> [BRIEF]: Copy out all lines where "وعبث" appears.

> [DATASET]:
= = =
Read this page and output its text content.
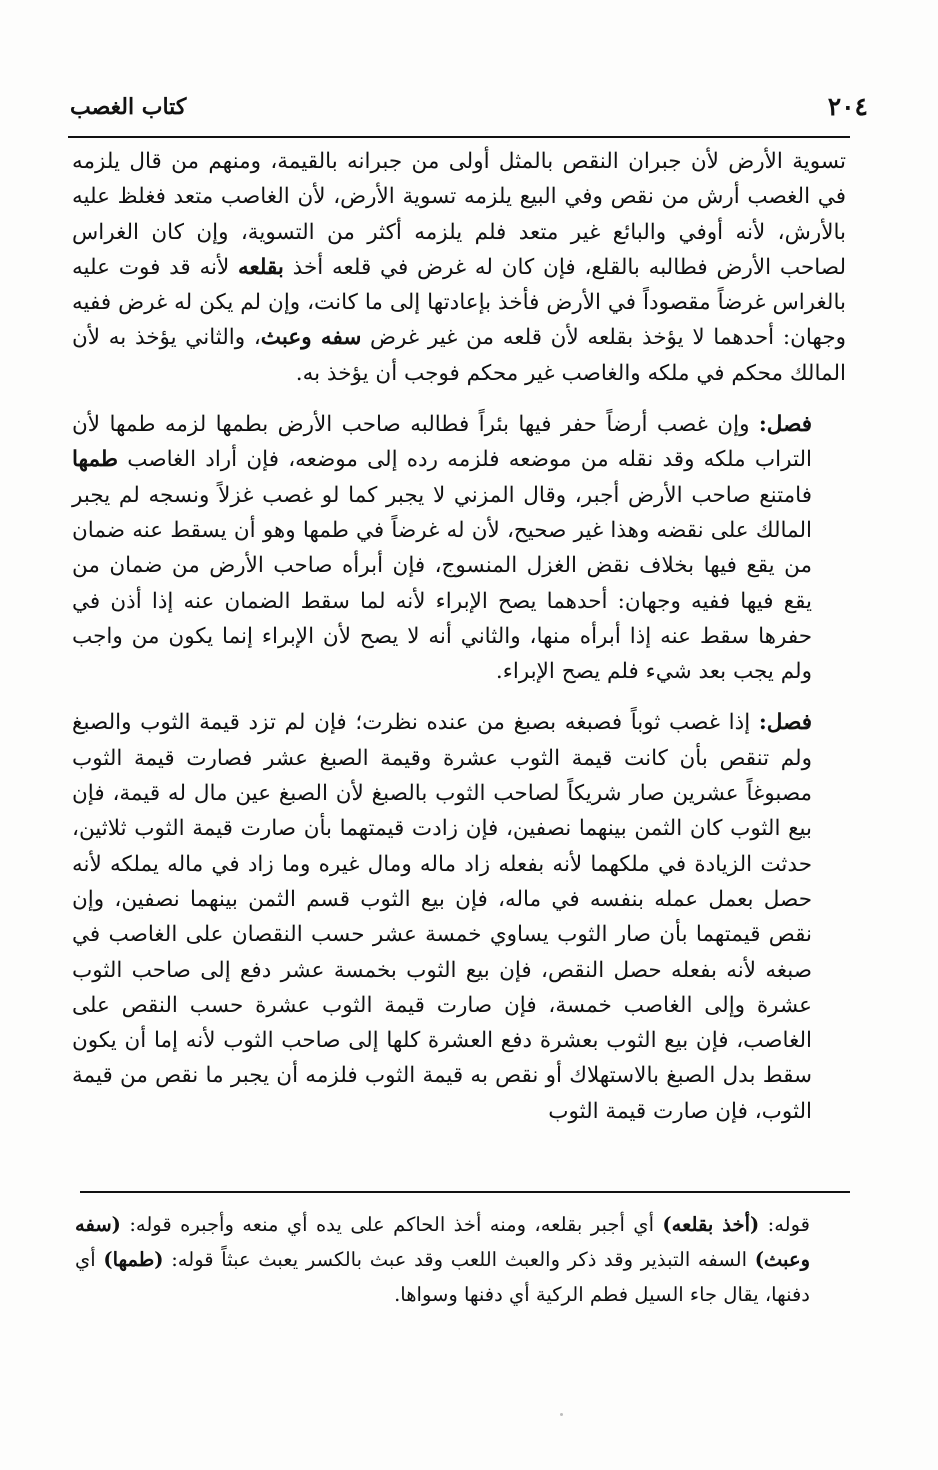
٢٠٤
كتاب الغصب

تسوية الأرض لأن جبران النقص بالمثل أولى من جبرانه بالقيمة، ومنهم من قال يلزمه في الغصب أرش من نقص وفي البيع يلزمه تسوية الأرض، لأن الغاصب متعد فغلظ عليه بالأرش، لأنه أوفي والبائع غير متعد فلم يلزمه أكثر من التسوية، وإن كان الغراس لصاحب الأرض فطالبه بالقلع، فإن كان له غرض في قلعه أخذ بقلعه لأنه قد فوت عليه بالغراس غرضاً مقصوداً في الأرض فأخذ بإعادتها إلى ما كانت، وإن لم يكن له غرض ففيه وجهان: أحدهما لا يؤخذ بقلعه لأن قلعه من غير غرض سفه وعبث، والثاني يؤخذ به لأن المالك محكم في ملكه والغاصب غير محكم فوجب أن يؤخذ به.

فصل: وإن غصب أرضاً حفر فيها بئراً فطالبه صاحب الأرض بطمها لزمه طمها لأن التراب ملكه وقد نقله من موضعه فلزمه رده إلى موضعه، فإن أراد الغاصب طمها فامتنع صاحب الأرض أجبر، وقال المزني لا يجبر كما لو غصب غزلاً ونسجه لم يجبر المالك على نقضه وهذا غير صحيح، لأن له غرضاً في طمها وهو أن يسقط عنه ضمان من يقع فيها بخلاف نقض الغزل المنسوج، فإن أبرأه صاحب الأرض من ضمان من يقع فيها ففيه وجهان: أحدهما يصح الإبراء لأنه لما سقط الضمان عنه إذا أذن في حفرها سقط عنه إذا أبرأه منها، والثاني أنه لا يصح لأن الإبراء إنما يكون من واجب ولم يجب بعد شيء فلم يصح الإبراء.

فصل: إذا غصب ثوباً فصبغه بصبغ من عنده نظرت؛ فإن لم تزد قيمة الثوب والصبغ ولم تنقص بأن كانت قيمة الثوب عشرة وقيمة الصبغ عشر فصارت قيمة الثوب مصبوغاً عشرين صار شريكاً لصاحب الثوب بالصبغ لأن الصبغ عين مال له قيمة، فإن بيع الثوب كان الثمن بينهما نصفين، فإن زادت قيمتهما بأن صارت قيمة الثوب ثلاثين، حدثت الزيادة في ملكهما لأنه بفعله زاد ماله ومال غيره وما زاد في ماله يملكه لأنه حصل بعمل عمله بنفسه في ماله، فإن بيع الثوب قسم الثمن بينهما نصفين، وإن نقص قيمتهما بأن صار الثوب يساوي خمسة عشر حسب النقصان على الغاصب في صبغه لأنه بفعله حصل النقص، فإن بيع الثوب بخمسة عشر دفع إلى صاحب الثوب عشرة وإلى الغاصب خمسة، فإن صارت قيمة الثوب عشرة حسب النقص على الغاصب، فإن بيع الثوب بعشرة دفع العشرة كلها إلى صاحب الثوب لأنه إما أن يكون سقط بدل الصبغ بالاستهلاك أو نقص به قيمة الثوب فلزمه أن يجبر ما نقص من قيمة الثوب، فإن صارت قيمة الثوب

قوله: (أخذ بقلعه) أي أجبر بقلعه، ومنه أخذ الحاكم على يده أي منعه وأجبره قوله: (سفه وعبث) السفه التبذير وقد ذكر والعبث اللعب وقد عبث بالكسر يعبث عبثاً قوله: (طمها) أي دفنها، يقال جاء السيل فطم الركية أي دفنها وسواها.
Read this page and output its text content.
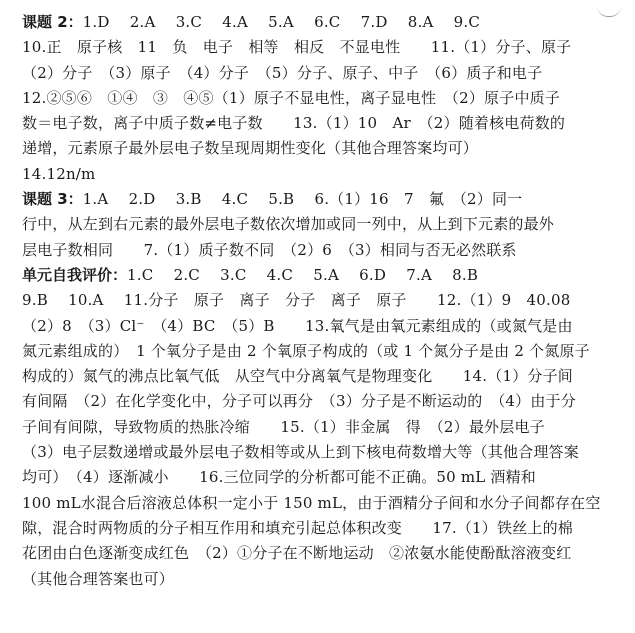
课题 2：1.D　 2.A　 3.C　 4.A　 5.A　 6.C　 7.D　 8.A　 9.C
10.正　原子核　11　负　电子　相等　相反　不显电性　　11.（1）分子、原子
（2）分子　（3）原子　（4）分子　（5）分子、原子、中子　（6）质子和电子
12.②⑤⑥　①④　③　④⑤（1）原子不显电性，离子显电性　（2）原子中质子
数＝电子数，离子中质子数≠电子数　　13.（1）10　Ar　（2）随着核电荷数的
递增，元素原子最外层电子数呈现周期性变化（其他合理答案均可）
14.12n/m
课题 3：1.A　 2.D　 3.B　 4.C　 5.B　 6.（1）16　7　氟　（2）同一
行中，从左到右元素的最外层电子数依次增加或同一列中，从上到下元素的最外
层电子数相同　　7.（1）质子数不同　（2）6　（3）相同与否无必然联系
单元自我评价：1.C　 2.C　 3.C　 4.C　 5.A　 6.D　 7.A　 8.B
9.B　 10.A　 11.分子　原子　离子　分子　离子　原子　　12.（1）9　40.08
（2）8　（3）Cl⁻　（4）BC　（5）B　　13.氧气是由氧元素组成的（或氮气是由
氮元素组成的）　1 个氧分子是由 2 个氧原子构成的（或 1 个氮分子是由 2 个氮原子
构成的）氮气的沸点比氧气低　从空气中分离氧气是物理变化　　14.（1）分子间
有间隔　（2）在化学变化中，分子可以再分　（3）分子是不断运动的　（4）由于分
子间有间隙，导致物质的热胀冷缩　　15.（1）非金属　得　（2）最外层电子
（3）电子层数递增或最外层电子数相等或从上到下核电荷数增大等（其他合理答案
均可）　（4）逐渐减小　　16.三位同学的分析都可能不正确。50 mL 酒精和
100 mL水混合后溶液总体积一定小于 150 mL，由于酒精分子间和水分子间都存在空
隙，混合时两物质的分子相互作用和填充引起总体积改变　　17.（1）铁丝上的棉
花团由白色逐渐变成红色　（2）①分子在不断地运动　②浓氨水能使酚酞溶液变红
（其他合理答案也可）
= = =
> [EXERCISE ANSWER]:
تسوية الأرض لأن جبران النقص بالمثل أولى من جبرانه بالقيمة، ومنهم من قال يلزمه في الغصب أرش من نقص وفي البيع يلزمه تسوية الأرض، لأن الغاصب متعد فغلظ عليه بالأرش، لأنه أوفي والبائع غير متعد فلم يلزمه أكثر من التسوية، وإن كان الغراس لصاحب الأرض فطالبه بالقلع، فإن كان له غرض في قلعه أخذ بقلعه لأنه قد فوت عليه بالغراس غرضاً مقصوداً في الأرض فأخذ بإعادتها إلى ما كانت، وإن لم يكن له غرض ففيه وجهان: أحدهما لا يؤخذ بقلعه لأن قلعه من غير غرض سفه وعبث، والثاني يؤخذ به لأن المالك محكم في ملكه والغاصب غير محكم فوجب أن يؤخذ به.
قوله: (أخذ بقلعه) أي أجبر بقلعه، ومنه أخذ الحاكم على يده أي منعه وأجبره قوله: (سفه وعبث) السفه التبذير وقد ذكر والعبث اللعب وقد عبث بالكسر يعبث عبثاً قوله: (طمها) أي دفنها، يقال جاء السيل فطم الركية أي دفنها وسواها.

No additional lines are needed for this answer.